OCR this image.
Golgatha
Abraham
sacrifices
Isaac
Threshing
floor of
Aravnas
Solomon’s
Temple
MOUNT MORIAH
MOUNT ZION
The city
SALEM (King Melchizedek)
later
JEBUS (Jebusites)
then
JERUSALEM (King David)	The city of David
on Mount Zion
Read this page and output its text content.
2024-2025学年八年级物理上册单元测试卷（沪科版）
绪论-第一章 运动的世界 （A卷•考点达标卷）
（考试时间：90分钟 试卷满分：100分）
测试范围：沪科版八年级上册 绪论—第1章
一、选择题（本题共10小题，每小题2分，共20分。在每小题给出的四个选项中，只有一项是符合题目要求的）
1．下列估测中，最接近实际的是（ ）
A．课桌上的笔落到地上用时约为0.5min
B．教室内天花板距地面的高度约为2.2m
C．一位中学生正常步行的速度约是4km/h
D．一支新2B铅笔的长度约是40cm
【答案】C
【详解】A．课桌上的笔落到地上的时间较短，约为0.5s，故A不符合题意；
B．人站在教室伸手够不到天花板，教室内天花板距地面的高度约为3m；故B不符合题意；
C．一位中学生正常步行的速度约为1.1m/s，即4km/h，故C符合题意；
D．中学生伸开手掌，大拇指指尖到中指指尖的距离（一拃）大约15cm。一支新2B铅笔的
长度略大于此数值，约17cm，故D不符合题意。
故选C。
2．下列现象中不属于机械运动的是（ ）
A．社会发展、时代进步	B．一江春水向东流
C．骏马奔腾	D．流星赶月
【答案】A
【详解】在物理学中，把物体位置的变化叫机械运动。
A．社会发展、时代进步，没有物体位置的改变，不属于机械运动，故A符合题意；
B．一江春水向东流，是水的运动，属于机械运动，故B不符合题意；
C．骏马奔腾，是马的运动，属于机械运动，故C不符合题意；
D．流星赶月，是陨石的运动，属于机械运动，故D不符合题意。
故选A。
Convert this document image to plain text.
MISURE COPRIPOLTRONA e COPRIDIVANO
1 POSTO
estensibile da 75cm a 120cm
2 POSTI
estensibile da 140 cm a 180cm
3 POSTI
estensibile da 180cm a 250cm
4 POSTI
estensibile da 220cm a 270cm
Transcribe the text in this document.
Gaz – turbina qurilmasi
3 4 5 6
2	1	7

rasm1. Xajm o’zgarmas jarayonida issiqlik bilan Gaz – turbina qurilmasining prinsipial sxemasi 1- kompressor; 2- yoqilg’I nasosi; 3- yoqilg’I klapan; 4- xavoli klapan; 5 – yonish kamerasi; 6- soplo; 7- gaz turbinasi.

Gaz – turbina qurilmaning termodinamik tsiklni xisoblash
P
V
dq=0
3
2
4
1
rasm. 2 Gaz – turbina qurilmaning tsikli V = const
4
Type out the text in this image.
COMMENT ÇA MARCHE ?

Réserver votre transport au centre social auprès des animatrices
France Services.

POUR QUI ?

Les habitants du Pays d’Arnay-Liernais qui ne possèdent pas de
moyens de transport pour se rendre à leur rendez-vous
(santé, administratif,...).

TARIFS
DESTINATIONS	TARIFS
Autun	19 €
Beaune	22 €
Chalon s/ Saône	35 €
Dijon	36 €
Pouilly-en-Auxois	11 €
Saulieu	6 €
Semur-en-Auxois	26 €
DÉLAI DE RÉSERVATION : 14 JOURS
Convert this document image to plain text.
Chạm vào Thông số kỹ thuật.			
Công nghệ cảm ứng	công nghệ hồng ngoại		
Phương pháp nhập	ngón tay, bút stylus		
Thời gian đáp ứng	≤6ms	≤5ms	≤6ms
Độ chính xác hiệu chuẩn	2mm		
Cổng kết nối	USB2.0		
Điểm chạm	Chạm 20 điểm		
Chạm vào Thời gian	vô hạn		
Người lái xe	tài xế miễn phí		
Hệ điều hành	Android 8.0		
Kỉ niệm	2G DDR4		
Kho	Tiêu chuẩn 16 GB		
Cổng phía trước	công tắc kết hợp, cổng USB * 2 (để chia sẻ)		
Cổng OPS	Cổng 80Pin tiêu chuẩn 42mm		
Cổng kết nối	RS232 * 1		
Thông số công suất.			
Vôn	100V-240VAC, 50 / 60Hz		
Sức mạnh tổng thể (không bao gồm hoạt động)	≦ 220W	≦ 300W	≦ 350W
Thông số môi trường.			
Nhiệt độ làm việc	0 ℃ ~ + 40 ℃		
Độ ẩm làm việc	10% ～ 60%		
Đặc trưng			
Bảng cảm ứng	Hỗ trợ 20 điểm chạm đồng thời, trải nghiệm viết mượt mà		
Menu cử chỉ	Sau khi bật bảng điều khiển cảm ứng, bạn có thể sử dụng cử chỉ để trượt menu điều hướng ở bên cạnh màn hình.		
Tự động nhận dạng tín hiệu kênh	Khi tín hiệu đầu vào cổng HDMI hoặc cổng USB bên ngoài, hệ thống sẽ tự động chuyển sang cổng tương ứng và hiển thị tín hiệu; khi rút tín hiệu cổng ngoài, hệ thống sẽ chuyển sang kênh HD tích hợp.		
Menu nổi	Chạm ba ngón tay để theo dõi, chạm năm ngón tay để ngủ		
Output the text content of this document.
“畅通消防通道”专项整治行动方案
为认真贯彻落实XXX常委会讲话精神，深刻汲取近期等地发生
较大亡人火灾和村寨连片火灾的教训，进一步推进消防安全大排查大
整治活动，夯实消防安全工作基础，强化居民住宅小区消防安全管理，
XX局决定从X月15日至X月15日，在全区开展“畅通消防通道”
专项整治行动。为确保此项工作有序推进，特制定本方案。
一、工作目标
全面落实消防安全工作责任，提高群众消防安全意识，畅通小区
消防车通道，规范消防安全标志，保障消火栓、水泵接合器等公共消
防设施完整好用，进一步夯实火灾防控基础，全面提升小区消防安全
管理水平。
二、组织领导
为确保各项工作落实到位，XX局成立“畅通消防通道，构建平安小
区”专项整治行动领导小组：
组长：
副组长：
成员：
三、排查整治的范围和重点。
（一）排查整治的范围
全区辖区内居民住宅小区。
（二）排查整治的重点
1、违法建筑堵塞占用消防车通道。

== == ==

*DIRECTION*. Emit the records above again, exactly, with no line skipped.

*SOLUTION TO THIS TASK*.
OCR this image.
Golgatha
Abraham
sacrifices
Isaac
Threshing
floor of
Aravnas
Solomon’s
Temple
MOUNT MORIAH
MOUNT ZION
The city
SALEM (King Melchizedek)
later
JEBUS (Jebusites)
then
JERUSALEM (King David)	The city of David
on Mount Zion
Read this page and output its text content.
2024-2025学年八年级物理上册单元测试卷（沪科版）
绪论-第一章 运动的世界 （A卷•考点达标卷）
（考试时间：90分钟 试卷满分：100分）
测试范围：沪科版八年级上册 绪论—第1章
一、选择题（本题共10小题，每小题2分，共20分。在每小题给出的四个选项中，只有一项是符合题目要求的）
1．下列估测中，最接近实际的是（ ）
A．课桌上的笔落到地上用时约为0.5min
B．教室内天花板距地面的高度约为2.2m
C．一位中学生正常步行的速度约是4km/h
D．一支新2B铅笔的长度约是40cm
【答案】C
【详解】A．课桌上的笔落到地上的时间较短，约为0.5s，故A不符合题意；
B．人站在教室伸手够不到天花板，教室内天花板距地面的高度约为3m；故B不符合题意；
C．一位中学生正常步行的速度约为1.1m/s，即4km/h，故C符合题意；
D．中学生伸开手掌，大拇指指尖到中指指尖的距离（一拃）大约15cm。一支新2B铅笔的
长度略大于此数值，约17cm，故D不符合题意。
故选C。
2．下列现象中不属于机械运动的是（ ）
A．社会发展、时代进步	B．一江春水向东流
C．骏马奔腾	D．流星赶月
【答案】A
【详解】在物理学中，把物体位置的变化叫机械运动。
A．社会发展、时代进步，没有物体位置的改变，不属于机械运动，故A符合题意；
B．一江春水向东流，是水的运动，属于机械运动，故B不符合题意；
C．骏马奔腾，是马的运动，属于机械运动，故C不符合题意；
D．流星赶月，是陨石的运动，属于机械运动，故D不符合题意。
故选A。
Convert this document image to plain text.
MISURE COPRIPOLTRONA e COPRIDIVANO
1 POSTO
estensibile da 75cm a 120cm
2 POSTI
estensibile da 140 cm a 180cm
3 POSTI
estensibile da 180cm a 250cm
4 POSTI
estensibile da 220cm a 270cm
Transcribe the text in this document.
Gaz – turbina qurilmasi
3 4 5 6
2	1	7

rasm1. Xajm o’zgarmas jarayonida issiqlik bilan Gaz – turbina qurilmasining prinsipial sxemasi 1- kompressor; 2- yoqilg’I nasosi; 3- yoqilg’I klapan; 4- xavoli klapan; 5 – yonish kamerasi; 6- soplo; 7- gaz turbinasi.

Gaz – turbina qurilmaning termodinamik tsiklni xisoblash
P
V
dq=0
3
2
4
1
rasm. 2 Gaz – turbina qurilmaning tsikli V = const
4
Type out the text in this image.
COMMENT ÇA MARCHE ?

Réserver votre transport au centre social auprès des animatrices
France Services.

POUR QUI ?

Les habitants du Pays d’Arnay-Liernais qui ne possèdent pas de
moyens de transport pour se rendre à leur rendez-vous
(santé, administratif,...).

TARIFS
DESTINATIONS	TARIFS
Autun	19 €
Beaune	22 €
Chalon s/ Saône	35 €
Dijon	36 €
Pouilly-en-Auxois	11 €
Saulieu	6 €
Semur-en-Auxois	26 €
DÉLAI DE RÉSERVATION : 14 JOURS
Convert this document image to plain text.
Chạm vào Thông số kỹ thuật.			
Công nghệ cảm ứng	công nghệ hồng ngoại		
Phương pháp nhập	ngón tay, bút stylus		
Thời gian đáp ứng	≤6ms	≤5ms	≤6ms
Độ chính xác hiệu chuẩn	2mm		
Cổng kết nối	USB2.0		
Điểm chạm	Chạm 20 điểm		
Chạm vào Thời gian	vô hạn		
Người lái xe	tài xế miễn phí		
Hệ điều hành	Android 8.0		
Kỉ niệm	2G DDR4		
Kho	Tiêu chuẩn 16 GB		
Cổng phía trước	công tắc kết hợp, cổng USB * 2 (để chia sẻ)		
Cổng OPS	Cổng 80Pin tiêu chuẩn 42mm		
Cổng kết nối	RS232 * 1		
Thông số công suất.			
Vôn	100V-240VAC, 50 / 60Hz		
Sức mạnh tổng thể (không bao gồm hoạt động)	≦ 220W	≦ 300W	≦ 350W
Thông số môi trường.			
Nhiệt độ làm việc	0 ℃ ~ + 40 ℃		
Độ ẩm làm việc	10% ～ 60%		
Đặc trưng			
Bảng cảm ứng	Hỗ trợ 20 điểm chạm đồng thời, trải nghiệm viết mượt mà		
Menu cử chỉ	Sau khi bật bảng điều khiển cảm ứng, bạn có thể sử dụng cử chỉ để trượt menu điều hướng ở bên cạnh màn hình.		
Tự động nhận dạng tín hiệu kênh	Khi tín hiệu đầu vào cổng HDMI hoặc cổng USB bên ngoài, hệ thống sẽ tự động chuyển sang cổng tương ứng và hiển thị tín hiệu; khi rút tín hiệu cổng ngoài, hệ thống sẽ chuyển sang kênh HD tích hợp.		
Menu nổi	Chạm ba ngón tay để theo dõi, chạm năm ngón tay để ngủ		
Output the text content of this document.
“畅通消防通道”专项整治行动方案
为认真贯彻落实XXX常委会讲话精神，深刻汲取近期等地发生
较大亡人火灾和村寨连片火灾的教训，进一步推进消防安全大排查大
整治活动，夯实消防安全工作基础，强化居民住宅小区消防安全管理，
XX局决定从X月15日至X月15日，在全区开展“畅通消防通道”
专项整治行动。为确保此项工作有序推进，特制定本方案。
一、工作目标
全面落实消防安全工作责任，提高群众消防安全意识，畅通小区
消防车通道，规范消防安全标志，保障消火栓、水泵接合器等公共消
防设施完整好用，进一步夯实火灾防控基础，全面提升小区消防安全
管理水平。
二、组织领导
为确保各项工作落实到位，XX局成立“畅通消防通道，构建平安小
区”专项整治行动领导小组：
组长：
副组长：
成员：
三、排查整治的范围和重点。
（一）排查整治的范围
全区辖区内居民住宅小区。
（二）排查整治的重点
1、违法建筑堵塞占用消防车通道。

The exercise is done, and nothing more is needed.